▶ _Task description_: Write out the full set of records below exactly.

○ ○ ○ ○

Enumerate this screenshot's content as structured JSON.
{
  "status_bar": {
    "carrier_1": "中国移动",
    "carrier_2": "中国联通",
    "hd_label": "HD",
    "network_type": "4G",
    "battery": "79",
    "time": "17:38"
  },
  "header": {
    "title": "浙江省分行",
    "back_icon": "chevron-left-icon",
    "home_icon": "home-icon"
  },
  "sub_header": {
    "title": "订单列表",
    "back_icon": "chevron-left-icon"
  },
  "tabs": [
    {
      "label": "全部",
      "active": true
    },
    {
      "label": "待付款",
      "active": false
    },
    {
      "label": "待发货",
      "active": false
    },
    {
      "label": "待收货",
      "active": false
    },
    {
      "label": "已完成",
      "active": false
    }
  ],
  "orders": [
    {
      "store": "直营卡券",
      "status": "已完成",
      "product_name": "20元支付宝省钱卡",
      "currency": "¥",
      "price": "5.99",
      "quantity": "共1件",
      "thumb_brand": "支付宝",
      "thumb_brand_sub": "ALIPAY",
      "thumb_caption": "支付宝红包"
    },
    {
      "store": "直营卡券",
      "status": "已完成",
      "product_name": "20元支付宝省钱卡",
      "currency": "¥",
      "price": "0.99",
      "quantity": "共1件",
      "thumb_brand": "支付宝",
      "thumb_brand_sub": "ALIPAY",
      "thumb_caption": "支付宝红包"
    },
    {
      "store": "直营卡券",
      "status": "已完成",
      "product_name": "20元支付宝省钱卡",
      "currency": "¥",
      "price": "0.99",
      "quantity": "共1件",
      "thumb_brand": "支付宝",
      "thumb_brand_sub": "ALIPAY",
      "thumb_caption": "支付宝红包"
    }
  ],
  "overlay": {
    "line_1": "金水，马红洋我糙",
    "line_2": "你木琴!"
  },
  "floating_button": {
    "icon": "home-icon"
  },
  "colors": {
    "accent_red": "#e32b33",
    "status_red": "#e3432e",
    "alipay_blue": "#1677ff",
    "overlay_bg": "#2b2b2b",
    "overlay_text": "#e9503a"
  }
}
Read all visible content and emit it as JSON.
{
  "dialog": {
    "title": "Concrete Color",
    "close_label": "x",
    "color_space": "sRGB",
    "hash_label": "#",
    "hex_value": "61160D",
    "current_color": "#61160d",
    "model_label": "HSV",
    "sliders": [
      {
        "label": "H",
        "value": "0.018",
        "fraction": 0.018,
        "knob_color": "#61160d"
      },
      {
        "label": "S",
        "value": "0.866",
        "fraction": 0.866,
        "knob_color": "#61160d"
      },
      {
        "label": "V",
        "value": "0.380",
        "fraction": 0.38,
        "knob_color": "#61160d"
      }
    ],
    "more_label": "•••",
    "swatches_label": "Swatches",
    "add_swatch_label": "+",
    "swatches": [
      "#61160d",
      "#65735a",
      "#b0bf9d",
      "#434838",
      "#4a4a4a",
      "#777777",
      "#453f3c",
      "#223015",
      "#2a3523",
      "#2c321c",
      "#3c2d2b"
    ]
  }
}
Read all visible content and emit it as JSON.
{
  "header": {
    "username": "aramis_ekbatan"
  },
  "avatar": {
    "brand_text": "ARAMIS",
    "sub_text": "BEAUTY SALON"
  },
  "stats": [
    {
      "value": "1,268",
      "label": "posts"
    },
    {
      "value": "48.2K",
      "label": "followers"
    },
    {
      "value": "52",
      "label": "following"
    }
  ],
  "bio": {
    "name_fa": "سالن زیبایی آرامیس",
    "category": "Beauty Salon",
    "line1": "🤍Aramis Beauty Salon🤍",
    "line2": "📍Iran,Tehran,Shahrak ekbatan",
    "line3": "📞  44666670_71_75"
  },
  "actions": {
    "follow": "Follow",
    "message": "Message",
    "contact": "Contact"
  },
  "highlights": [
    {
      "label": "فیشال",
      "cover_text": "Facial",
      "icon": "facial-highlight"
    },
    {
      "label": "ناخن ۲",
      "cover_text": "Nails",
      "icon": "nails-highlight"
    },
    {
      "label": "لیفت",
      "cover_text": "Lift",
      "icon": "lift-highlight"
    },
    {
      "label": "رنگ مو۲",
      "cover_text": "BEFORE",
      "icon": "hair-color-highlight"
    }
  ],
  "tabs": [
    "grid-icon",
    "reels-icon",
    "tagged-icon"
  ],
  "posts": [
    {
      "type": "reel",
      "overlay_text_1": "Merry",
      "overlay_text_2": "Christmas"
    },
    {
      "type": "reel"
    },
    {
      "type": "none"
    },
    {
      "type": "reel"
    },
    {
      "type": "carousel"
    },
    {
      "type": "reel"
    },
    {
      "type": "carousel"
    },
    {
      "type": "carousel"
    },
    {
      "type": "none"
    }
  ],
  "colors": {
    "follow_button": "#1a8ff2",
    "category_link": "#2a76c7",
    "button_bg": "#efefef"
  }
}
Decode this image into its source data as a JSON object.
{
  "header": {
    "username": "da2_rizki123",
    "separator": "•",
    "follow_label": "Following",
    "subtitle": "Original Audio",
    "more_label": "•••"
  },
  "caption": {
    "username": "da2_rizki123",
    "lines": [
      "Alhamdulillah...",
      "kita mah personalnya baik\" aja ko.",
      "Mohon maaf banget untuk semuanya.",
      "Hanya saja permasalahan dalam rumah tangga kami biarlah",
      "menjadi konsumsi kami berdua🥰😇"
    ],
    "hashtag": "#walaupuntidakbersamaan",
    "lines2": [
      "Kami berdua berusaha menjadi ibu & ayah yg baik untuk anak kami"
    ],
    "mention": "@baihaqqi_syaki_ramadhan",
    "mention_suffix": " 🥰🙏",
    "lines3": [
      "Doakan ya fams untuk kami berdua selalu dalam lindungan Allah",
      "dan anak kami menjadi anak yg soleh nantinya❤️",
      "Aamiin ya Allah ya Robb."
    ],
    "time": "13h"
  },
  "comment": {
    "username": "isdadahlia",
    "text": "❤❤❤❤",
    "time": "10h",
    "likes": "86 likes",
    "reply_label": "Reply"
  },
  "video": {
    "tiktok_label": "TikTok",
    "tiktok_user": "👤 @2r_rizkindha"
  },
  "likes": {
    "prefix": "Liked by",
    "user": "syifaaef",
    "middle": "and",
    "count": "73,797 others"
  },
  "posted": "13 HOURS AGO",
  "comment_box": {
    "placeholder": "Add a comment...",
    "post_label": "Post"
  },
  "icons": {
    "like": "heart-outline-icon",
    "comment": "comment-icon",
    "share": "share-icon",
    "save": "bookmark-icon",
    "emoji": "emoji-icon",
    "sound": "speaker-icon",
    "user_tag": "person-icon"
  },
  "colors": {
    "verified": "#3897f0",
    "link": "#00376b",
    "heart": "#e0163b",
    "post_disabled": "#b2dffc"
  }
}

○ ○ ○ ○

▶ _Answer_:
Enumerate this screenshot's content as structured JSON.
{
  "status_bar": {
    "carrier_1": "中国移动",
    "carrier_2": "中国联通",
    "hd_label": "HD",
    "network_type": "4G",
    "battery": "79",
    "time": "17:38"
  },
  "header": {
    "title": "浙江省分行",
    "back_icon": "chevron-left-icon",
    "home_icon": "home-icon"
  },
  "sub_header": {
    "title": "订单列表",
    "back_icon": "chevron-left-icon"
  },
  "tabs": [
    {
      "label": "全部",
      "active": true
    },
    {
      "label": "待付款",
      "active": false
    },
    {
      "label": "待发货",
      "active": false
    },
    {
      "label": "待收货",
      "active": false
    },
    {
      "label": "已完成",
      "active": false
    }
  ],
  "orders": [
    {
      "store": "直营卡券",
      "status": "已完成",
      "product_name": "20元支付宝省钱卡",
      "currency": "¥",
      "price": "5.99",
      "quantity": "共1件",
      "thumb_brand": "支付宝",
      "thumb_brand_sub": "ALIPAY",
      "thumb_caption": "支付宝红包"
    },
    {
      "store": "直营卡券",
      "status": "已完成",
      "product_name": "20元支付宝省钱卡",
      "currency": "¥",
      "price": "0.99",
      "quantity": "共1件",
      "thumb_brand": "支付宝",
      "thumb_brand_sub": "ALIPAY",
      "thumb_caption": "支付宝红包"
    },
    {
      "store": "直营卡券",
      "status": "已完成",
      "product_name": "20元支付宝省钱卡",
      "currency": "¥",
      "price": "0.99",
      "quantity": "共1件",
      "thumb_brand": "支付宝",
      "thumb_brand_sub": "ALIPAY",
      "thumb_caption": "支付宝红包"
    }
  ],
  "overlay": {
    "line_1": "金水，马红洋我糙",
    "line_2": "你木琴!"
  },
  "floating_button": {
    "icon": "home-icon"
  },
  "colors": {
    "accent_red": "#e32b33",
    "status_red": "#e3432e",
    "alipay_blue": "#1677ff",
    "overlay_bg": "#2b2b2b",
    "overlay_text": "#e9503a"
  }
}
Read all visible content and emit it as JSON.
{
  "dialog": {
    "title": "Concrete Color",
    "close_label": "x",
    "color_space": "sRGB",
    "hash_label": "#",
    "hex_value": "61160D",
    "current_color": "#61160d",
    "model_label": "HSV",
    "sliders": [
      {
        "label": "H",
        "value": "0.018",
        "fraction": 0.018,
        "knob_color": "#61160d"
      },
      {
        "label": "S",
        "value": "0.866",
        "fraction": 0.866,
        "knob_color": "#61160d"
      },
      {
        "label": "V",
        "value": "0.380",
        "fraction": 0.38,
        "knob_color": "#61160d"
      }
    ],
    "more_label": "•••",
    "swatches_label": "Swatches",
    "add_swatch_label": "+",
    "swatches": [
      "#61160d",
      "#65735a",
      "#b0bf9d",
      "#434838",
      "#4a4a4a",
      "#777777",
      "#453f3c",
      "#223015",
      "#2a3523",
      "#2c321c",
      "#3c2d2b"
    ]
  }
}
Read all visible content and emit it as JSON.
{
  "header": {
    "username": "aramis_ekbatan"
  },
  "avatar": {
    "brand_text": "ARAMIS",
    "sub_text": "BEAUTY SALON"
  },
  "stats": [
    {
      "value": "1,268",
      "label": "posts"
    },
    {
      "value": "48.2K",
      "label": "followers"
    },
    {
      "value": "52",
      "label": "following"
    }
  ],
  "bio": {
    "name_fa": "سالن زیبایی آرامیس",
    "category": "Beauty Salon",
    "line1": "🤍Aramis Beauty Salon🤍",
    "line2": "📍Iran,Tehran,Shahrak ekbatan",
    "line3": "📞  44666670_71_75"
  },
  "actions": {
    "follow": "Follow",
    "message": "Message",
    "contact": "Contact"
  },
  "highlights": [
    {
      "label": "فیشال",
      "cover_text": "Facial",
      "icon": "facial-highlight"
    },
    {
      "label": "ناخن ۲",
      "cover_text": "Nails",
      "icon": "nails-highlight"
    },
    {
      "label": "لیفت",
      "cover_text": "Lift",
      "icon": "lift-highlight"
    },
    {
      "label": "رنگ مو۲",
      "cover_text": "BEFORE",
      "icon": "hair-color-highlight"
    }
  ],
  "tabs": [
    "grid-icon",
    "reels-icon",
    "tagged-icon"
  ],
  "posts": [
    {
      "type": "reel",
      "overlay_text_1": "Merry",
      "overlay_text_2": "Christmas"
    },
    {
      "type": "reel"
    },
    {
      "type": "none"
    },
    {
      "type": "reel"
    },
    {
      "type": "carousel"
    },
    {
      "type": "reel"
    },
    {
      "type": "carousel"
    },
    {
      "type": "carousel"
    },
    {
      "type": "none"
    }
  ],
  "colors": {
    "follow_button": "#1a8ff2",
    "category_link": "#2a76c7",
    "button_bg": "#efefef"
  }
}
Decode this image into its source data as a JSON object.
{
  "header": {
    "username": "da2_rizki123",
    "separator": "•",
    "follow_label": "Following",
    "subtitle": "Original Audio",
    "more_label": "•••"
  },
  "caption": {
    "username": "da2_rizki123",
    "lines": [
      "Alhamdulillah...",
      "kita mah personalnya baik\" aja ko.",
      "Mohon maaf banget untuk semuanya.",
      "Hanya saja permasalahan dalam rumah tangga kami biarlah",
      "menjadi konsumsi kami berdua🥰😇"
    ],
    "hashtag": "#walaupuntidakbersamaan",
    "lines2": [
      "Kami berdua berusaha menjadi ibu & ayah yg baik untuk anak kami"
    ],
    "mention": "@baihaqqi_syaki_ramadhan",
    "mention_suffix": " 🥰🙏",
    "lines3": [
      "Doakan ya fams untuk kami berdua selalu dalam lindungan Allah",
      "dan anak kami menjadi anak yg soleh nantinya❤️",
      "Aamiin ya Allah ya Robb."
    ],
    "time": "13h"
  },
  "comment": {
    "username": "isdadahlia",
    "text": "❤❤❤❤",
    "time": "10h",
    "likes": "86 likes",
    "reply_label": "Reply"
  },
  "video": {
    "tiktok_label": "TikTok",
    "tiktok_user": "👤 @2r_rizkindha"
  },
  "likes": {
    "prefix": "Liked by",
    "user": "syifaaef",
    "middle": "and",
    "count": "73,797 others"
  },
  "posted": "13 HOURS AGO",
  "comment_box": {
    "placeholder": "Add a comment...",
    "post_label": "Post"
  },
  "icons": {
    "like": "heart-outline-icon",
    "comment": "comment-icon",
    "share": "share-icon",
    "save": "bookmark-icon",
    "emoji": "emoji-icon",
    "sound": "speaker-icon",
    "user_tag": "person-icon"
  },
  "colors": {
    "verified": "#3897f0",
    "link": "#00376b",
    "heart": "#e0163b",
    "post_disabled": "#b2dffc"
  }
}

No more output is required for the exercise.